# Exercise requirements
Copy each of the items below line for line, without changing any character, and leave the pictures out of your answer.

# Record extracts
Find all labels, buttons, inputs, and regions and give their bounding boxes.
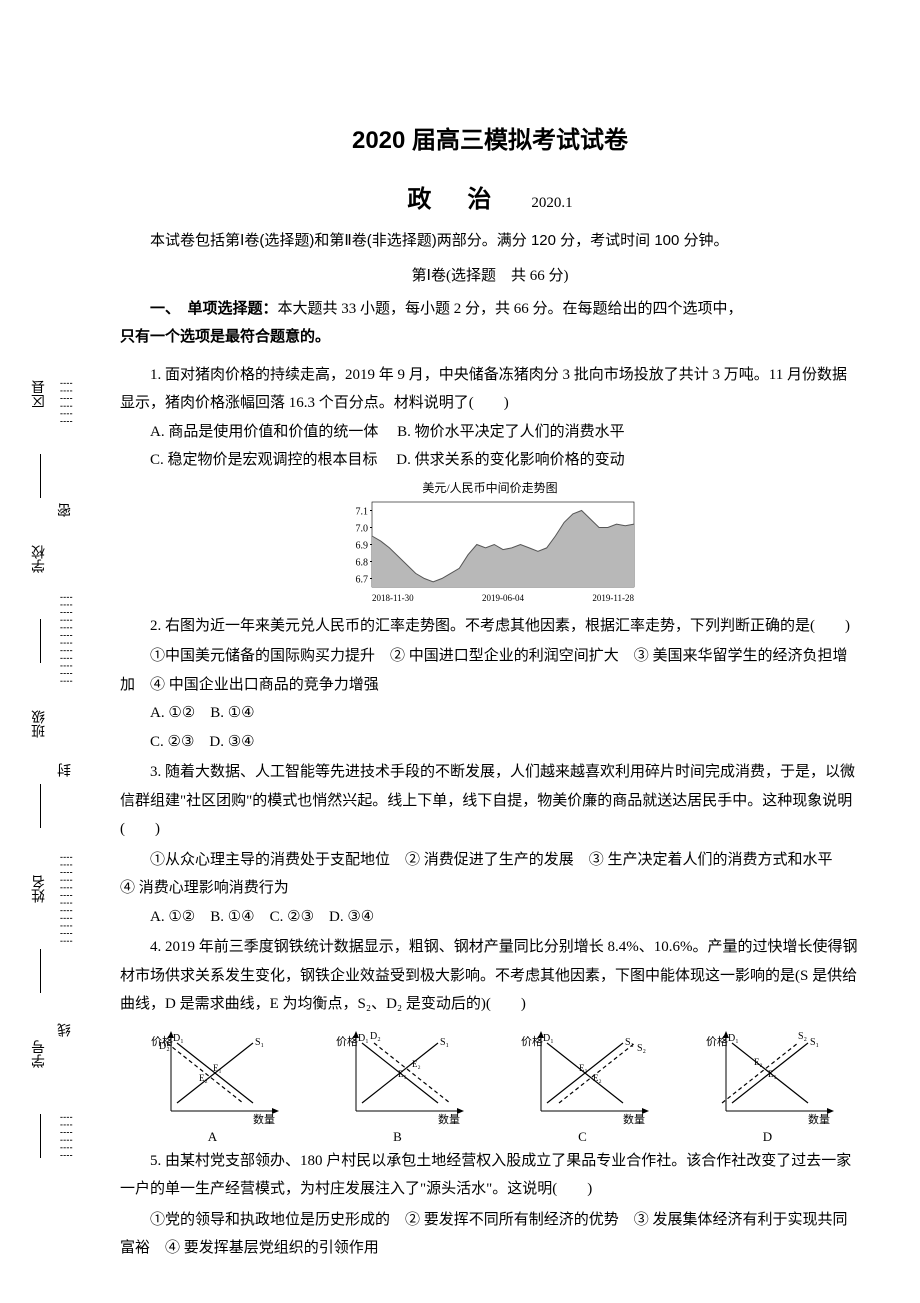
svg-text:数量: 数量	[438, 1113, 460, 1125]
svg-text:E₁: E₁	[398, 1069, 407, 1079]
q2-stem: 2. 右图为近一年来美元兑人民币的汇率走势图。不考虑其他因素，根据汇率走势，下列…	[120, 612, 860, 641]
svg-text:数量: 数量	[808, 1113, 830, 1125]
q3-sub: ①从众心理主导的消费处于支配地位 ② 消费促进了生产的发展 ③ 生产决定着人们的…	[120, 846, 860, 903]
svg-text:数量: 数量	[623, 1113, 645, 1125]
exam-page: 2020 届高三模拟考试试卷 政治 2020.1 本试卷包括第Ⅰ卷(选择题)和第…	[0, 0, 920, 1303]
svg-text:S₁: S₁	[440, 1037, 449, 1048]
q1-choices-row2: C. 稳定物价是宏观调控的根本目标 D. 供求关系的变化影响价格的变动	[120, 446, 860, 475]
svg-text:E₂: E₂	[412, 1059, 421, 1069]
svg-text:E₂: E₂	[593, 1073, 602, 1083]
q1-stem: 1. 面对猪肉价格的持续走高，2019 年 9 月，中央储备冻猪肉分 3 批向市…	[120, 361, 860, 418]
svg-text:E₂: E₂	[754, 1057, 763, 1067]
sd-chart-b: 价格数量 D₁ S₁ D₂ E₁ E₂	[328, 1025, 468, 1125]
q1-choices-row1: A. 商品是使用价值和价值的统一体 B. 物价水平决定了人们的消费水平	[120, 418, 860, 447]
mini-chart-a: 价格数量D₁S₁D₂E₂E₁ A	[143, 1025, 283, 1145]
svg-text:E₁: E₁	[768, 1069, 777, 1079]
q5-stem: 5. 由某村党支部领办、180 户村民以承包土地经营权入股成立了果品专业合作社。…	[120, 1147, 860, 1204]
q2-choices-row1: A. ①② B. ①④	[120, 699, 860, 728]
section-1-intro: 一、 单项选择题：本大题共 33 小题，每小题 2 分，共 66 分。在每题给出…	[120, 295, 860, 351]
svg-text:价格: 价格	[706, 1034, 728, 1048]
exam-instructions: 本试卷包括第Ⅰ卷(选择题)和第Ⅱ卷(非选择题)两部分。满分 120 分，考试时间…	[120, 228, 860, 254]
line-chart-svg: 7.1 7.0 6.9 6.8 6.72018-11-30 2019-06-04 2019-…	[340, 498, 640, 603]
section-1-header: 第Ⅰ卷(选择题 共 66 分)	[120, 264, 860, 285]
section-intro-bold: 一、 单项选择题：	[150, 300, 278, 317]
svg-text:S₂: S₂	[798, 1031, 807, 1042]
svg-text:D₁: D₁	[358, 1033, 369, 1044]
q3-stem: 3. 随着大数据、人工智能等先进技术手段的不断发展，人们越来越喜欢利用碎片时间完…	[120, 758, 860, 844]
exam-date: 2020.1	[531, 195, 572, 211]
svg-text:D₂: D₂	[370, 1031, 381, 1042]
svg-text:E₂: E₂	[199, 1073, 208, 1083]
q1-choice-d: D. 供求关系的变化影响价格的变动	[396, 452, 624, 468]
svg-text:S₁: S₁	[255, 1037, 264, 1048]
svg-text:D₂: D₂	[159, 1041, 170, 1052]
svg-text:6.7: 6.7	[356, 574, 369, 585]
svg-text:价格: 价格	[521, 1034, 543, 1048]
section-intro-bold2: 只有一个选项是最符合题意的。	[120, 328, 330, 345]
svg-text:S₁: S₁	[625, 1037, 634, 1048]
sd-chart-c: 价格数量 D₁ S₁S₂ E₁ E₂	[513, 1025, 653, 1125]
svg-text:D₁: D₁	[173, 1033, 184, 1044]
exchange-rate-chart: 美元/人民币中间价走势图 7.1 7.0 6.9 6.8 6.72018-11-30 20…	[120, 479, 860, 608]
section-intro-rest: 本大题共 33 小题，每小题 2 分，共 66 分。在每题给出的四个选项中，	[278, 301, 743, 317]
mini-chart-b: 价格数量 D₁ S₁ D₂ E₁ E₂ B	[328, 1025, 468, 1145]
chart-caption: 美元/人民币中间价走势图	[120, 479, 860, 496]
svg-text:D₁: D₁	[543, 1033, 554, 1044]
sd-chart-a: 价格数量D₁S₁D₂E₂E₁	[143, 1025, 283, 1125]
q2-sub: ①中国美元储备的国际购买力提升 ② 中国进口型企业的利润空间扩大 ③ 美国来华留…	[120, 642, 860, 699]
mini-chart-c: 价格数量 D₁ S₁S₂ E₁ E₂ C	[513, 1025, 653, 1145]
chart-label-c: C	[513, 1129, 653, 1145]
svg-text:数量: 数量	[253, 1113, 275, 1125]
svg-text:D₁: D₁	[728, 1033, 739, 1044]
subtitle-row: 政治 2020.1	[120, 179, 860, 214]
svg-text:6.9: 6.9	[356, 540, 369, 551]
chart-label-b: B	[328, 1129, 468, 1145]
q4-stem: 4. 2019 年前三季度钢铁统计数据显示，粗钢、钢材产量同比分别增长 8.4%…	[120, 933, 860, 1019]
svg-text:S₂: S₂	[637, 1043, 646, 1054]
q1-choice-a: A. 商品是使用价值和价值的统一体	[150, 424, 378, 440]
svg-text:2019-06-04: 2019-06-04	[482, 593, 524, 603]
q5-sub: ①党的领导和执政地位是历史形成的 ② 要发挥不同所有制经济的优势 ③ 发展集体经…	[120, 1206, 860, 1263]
supply-demand-charts: 价格数量 D₁ S₁ D₂ E₂ E₁ A 价格数量 D₁ S₁ D₂ E₁ E₂ B 价格数量 D₁…	[120, 1025, 860, 1145]
sd-chart-d: 价格数量 D₁ S₁S₂ E₂ E₁	[698, 1025, 838, 1125]
chart-label-a: A	[143, 1129, 283, 1145]
mini-chart-d: 价格数量 D₁ S₁S₂ E₂ E₁ D	[698, 1025, 838, 1145]
svg-text:2019-11-28: 2019-11-28	[592, 593, 634, 603]
svg-text:6.8: 6.8	[356, 557, 369, 568]
subject-name: 政治	[407, 187, 527, 213]
chart-label-d: D	[698, 1129, 838, 1145]
svg-text:2018-11-30: 2018-11-30	[372, 593, 414, 603]
q3-choices: A. ①② B. ①④ C. ②③ D. ③④	[120, 903, 860, 932]
q1-choice-c: C. 稳定物价是宏观调控的根本目标	[150, 452, 378, 468]
exam-title: 2020 届高三模拟考试试卷	[120, 120, 860, 155]
svg-text:7.0: 7.0	[356, 523, 369, 534]
svg-text:E₁: E₁	[579, 1063, 588, 1073]
svg-text:S₁: S₁	[810, 1037, 819, 1048]
svg-text:7.1: 7.1	[356, 506, 369, 517]
svg-text:价格: 价格	[336, 1034, 358, 1048]
q1-choice-b: B. 物价水平决定了人们的消费水平	[397, 424, 625, 440]
q2-choices-row2: C. ②③ D. ③④	[120, 728, 860, 757]
svg-text:E₁: E₁	[213, 1063, 222, 1073]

# The answer
Find all labels, buttons, inputs, and regions and give their bounding boxes.
svg-text:数量: 数量	[438, 1113, 460, 1125]
svg-text:E₁: E₁	[398, 1069, 407, 1079]
q2-stem: 2. 右图为近一年来美元兑人民币的汇率走势图。不考虑其他因素，根据汇率走势，下列…	[120, 612, 860, 641]
svg-text:数量: 数量	[808, 1113, 830, 1125]
q3-sub: ①从众心理主导的消费处于支配地位 ② 消费促进了生产的发展 ③ 生产决定着人们的…	[120, 846, 860, 903]
svg-text:数量: 数量	[623, 1113, 645, 1125]
exam-page: 2020 届高三模拟考试试卷 政治 2020.1 本试卷包括第Ⅰ卷(选择题)和第…	[0, 0, 920, 1303]
svg-text:S₁: S₁	[440, 1037, 449, 1048]
q1-choices-row2: C. 稳定物价是宏观调控的根本目标 D. 供求关系的变化影响价格的变动	[120, 446, 860, 475]
svg-text:E₂: E₂	[412, 1059, 421, 1069]
svg-text:E₂: E₂	[593, 1073, 602, 1083]
q1-stem: 1. 面对猪肉价格的持续走高，2019 年 9 月，中央储备冻猪肉分 3 批向市…	[120, 361, 860, 418]
svg-text:E₂: E₂	[754, 1057, 763, 1067]
sd-chart-b: 价格数量 D₁ S₁ D₂ E₁ E₂	[328, 1025, 468, 1125]
q1-choices-row1: A. 商品是使用价值和价值的统一体 B. 物价水平决定了人们的消费水平	[120, 418, 860, 447]
mini-chart-a: 价格数量D₁S₁D₂E₂E₁ A	[143, 1025, 283, 1145]
svg-text:E₁: E₁	[768, 1069, 777, 1079]
q5-stem: 5. 由某村党支部领办、180 户村民以承包土地经营权入股成立了果品专业合作社。…	[120, 1147, 860, 1204]
q2-choices-row1: A. ①② B. ①④	[120, 699, 860, 728]
section-1-intro: 一、 单项选择题：本大题共 33 小题，每小题 2 分，共 66 分。在每题给出…	[120, 295, 860, 351]
svg-text:价格: 价格	[706, 1034, 728, 1048]
exam-instructions: 本试卷包括第Ⅰ卷(选择题)和第Ⅱ卷(非选择题)两部分。满分 120 分，考试时间…	[120, 228, 860, 254]
line-chart-svg: 7.1 7.0 6.9 6.8 6.72018-11-30 2019-06-04 2019-…	[340, 498, 640, 603]
section-1-header: 第Ⅰ卷(选择题 共 66 分)	[120, 264, 860, 285]
section-intro-bold: 一、 单项选择题：	[150, 300, 278, 317]
svg-text:S₂: S₂	[798, 1031, 807, 1042]
svg-text:D₁: D₁	[358, 1033, 369, 1044]
q3-stem: 3. 随着大数据、人工智能等先进技术手段的不断发展，人们越来越喜欢利用碎片时间完…	[120, 758, 860, 844]
exam-date: 2020.1	[531, 195, 572, 211]
svg-text:D₂: D₂	[370, 1031, 381, 1042]
svg-text:E₂: E₂	[199, 1073, 208, 1083]
q1-choice-d: D. 供求关系的变化影响价格的变动	[396, 452, 624, 468]
svg-text:S₁: S₁	[255, 1037, 264, 1048]
svg-text:D₂: D₂	[159, 1041, 170, 1052]
svg-text:6.7: 6.7	[356, 574, 369, 585]
svg-text:价格: 价格	[521, 1034, 543, 1048]
section-intro-bold2: 只有一个选项是最符合题意的。	[120, 328, 330, 345]
svg-text:S₁: S₁	[625, 1037, 634, 1048]
sd-chart-c: 价格数量 D₁ S₁S₂ E₁ E₂	[513, 1025, 653, 1125]
svg-text:D₁: D₁	[173, 1033, 184, 1044]
exchange-rate-chart: 美元/人民币中间价走势图 7.1 7.0 6.9 6.8 6.72018-11-30 20…	[120, 479, 860, 608]
section-intro-rest: 本大题共 33 小题，每小题 2 分，共 66 分。在每题给出的四个选项中，	[278, 301, 743, 317]
mini-chart-b: 价格数量 D₁ S₁ D₂ E₁ E₂ B	[328, 1025, 468, 1145]
chart-caption: 美元/人民币中间价走势图	[120, 479, 860, 496]
svg-text:D₁: D₁	[543, 1033, 554, 1044]
sd-chart-a: 价格数量D₁S₁D₂E₂E₁	[143, 1025, 283, 1125]
q2-sub: ①中国美元储备的国际购买力提升 ② 中国进口型企业的利润空间扩大 ③ 美国来华留…	[120, 642, 860, 699]
mini-chart-c: 价格数量 D₁ S₁S₂ E₁ E₂ C	[513, 1025, 653, 1145]
chart-label-c: C	[513, 1129, 653, 1145]
svg-text:数量: 数量	[253, 1113, 275, 1125]
svg-text:D₁: D₁	[728, 1033, 739, 1044]
subtitle-row: 政治 2020.1	[120, 179, 860, 214]
svg-text:6.9: 6.9	[356, 540, 369, 551]
chart-label-b: B	[328, 1129, 468, 1145]
q4-stem: 4. 2019 年前三季度钢铁统计数据显示，粗钢、钢材产量同比分别增长 8.4%…	[120, 933, 860, 1019]
svg-text:S₂: S₂	[637, 1043, 646, 1054]
q1-choice-a: A. 商品是使用价值和价值的统一体	[150, 424, 378, 440]
svg-text:2019-06-04: 2019-06-04	[482, 593, 524, 603]
q5-sub: ①党的领导和执政地位是历史形成的 ② 要发挥不同所有制经济的优势 ③ 发展集体经…	[120, 1206, 860, 1263]
supply-demand-charts: 价格数量 D₁ S₁ D₂ E₂ E₁ A 价格数量 D₁ S₁ D₂ E₁ E₂ B 价格数量 D₁…	[120, 1025, 860, 1145]
sd-chart-d: 价格数量 D₁ S₁S₂ E₂ E₁	[698, 1025, 838, 1125]
chart-label-a: A	[143, 1129, 283, 1145]
mini-chart-d: 价格数量 D₁ S₁S₂ E₂ E₁ D	[698, 1025, 838, 1145]
svg-text:2019-11-28: 2019-11-28	[592, 593, 634, 603]
svg-text:6.8: 6.8	[356, 557, 369, 568]
subject-name: 政治	[407, 187, 527, 213]
chart-label-d: D	[698, 1129, 838, 1145]
svg-text:2018-11-30: 2018-11-30	[372, 593, 414, 603]
q3-choices: A. ①② B. ①④ C. ②③ D. ③④	[120, 903, 860, 932]
q1-choice-c: C. 稳定物价是宏观调控的根本目标	[150, 452, 378, 468]
exam-title: 2020 届高三模拟考试试卷	[120, 120, 860, 155]
svg-text:7.0: 7.0	[356, 523, 369, 534]
svg-text:E₁: E₁	[579, 1063, 588, 1073]
svg-text:S₁: S₁	[810, 1037, 819, 1048]
svg-text:7.1: 7.1	[356, 506, 369, 517]
svg-text:价格: 价格	[336, 1034, 358, 1048]
q1-choice-b: B. 物价水平决定了人们的消费水平	[397, 424, 625, 440]
q2-choices-row2: C. ②③ D. ③④	[120, 728, 860, 757]
svg-text:E₁: E₁	[213, 1063, 222, 1073]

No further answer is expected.